== Segment start ==

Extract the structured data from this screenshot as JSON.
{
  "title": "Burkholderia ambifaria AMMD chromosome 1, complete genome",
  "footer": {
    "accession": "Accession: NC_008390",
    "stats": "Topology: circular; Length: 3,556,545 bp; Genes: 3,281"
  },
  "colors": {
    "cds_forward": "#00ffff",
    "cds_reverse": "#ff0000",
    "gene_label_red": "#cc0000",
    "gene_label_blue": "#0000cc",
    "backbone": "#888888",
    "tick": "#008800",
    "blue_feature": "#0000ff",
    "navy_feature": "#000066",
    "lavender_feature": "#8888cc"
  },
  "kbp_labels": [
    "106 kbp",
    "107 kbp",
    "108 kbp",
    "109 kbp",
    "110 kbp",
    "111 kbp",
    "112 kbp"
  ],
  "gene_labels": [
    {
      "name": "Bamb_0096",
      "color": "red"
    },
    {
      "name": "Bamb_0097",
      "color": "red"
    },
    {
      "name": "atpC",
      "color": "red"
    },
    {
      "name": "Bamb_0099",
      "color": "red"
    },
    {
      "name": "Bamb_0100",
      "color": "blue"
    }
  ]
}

== Segment end ==

_What needs to be done:_
Reproduce the entries above in full, so that each one reads exactly as before.

_Exercise answer:_
Extract the structured data from this screenshot as JSON.
{
  "title": "Burkholderia ambifaria AMMD chromosome 1, complete genome",
  "footer": {
    "accession": "Accession: NC_008390",
    "stats": "Topology: circular; Length: 3,556,545 bp; Genes: 3,281"
  },
  "colors": {
    "cds_forward": "#00ffff",
    "cds_reverse": "#ff0000",
    "gene_label_red": "#cc0000",
    "gene_label_blue": "#0000cc",
    "backbone": "#888888",
    "tick": "#008800",
    "blue_feature": "#0000ff",
    "navy_feature": "#000066",
    "lavender_feature": "#8888cc"
  },
  "kbp_labels": [
    "106 kbp",
    "107 kbp",
    "108 kbp",
    "109 kbp",
    "110 kbp",
    "111 kbp",
    "112 kbp"
  ],
  "gene_labels": [
    {
      "name": "Bamb_0096",
      "color": "red"
    },
    {
      "name": "Bamb_0097",
      "color": "red"
    },
    {
      "name": "atpC",
      "color": "red"
    },
    {
      "name": "Bamb_0099",
      "color": "red"
    },
    {
      "name": "Bamb_0100",
      "color": "blue"
    }
  ]
}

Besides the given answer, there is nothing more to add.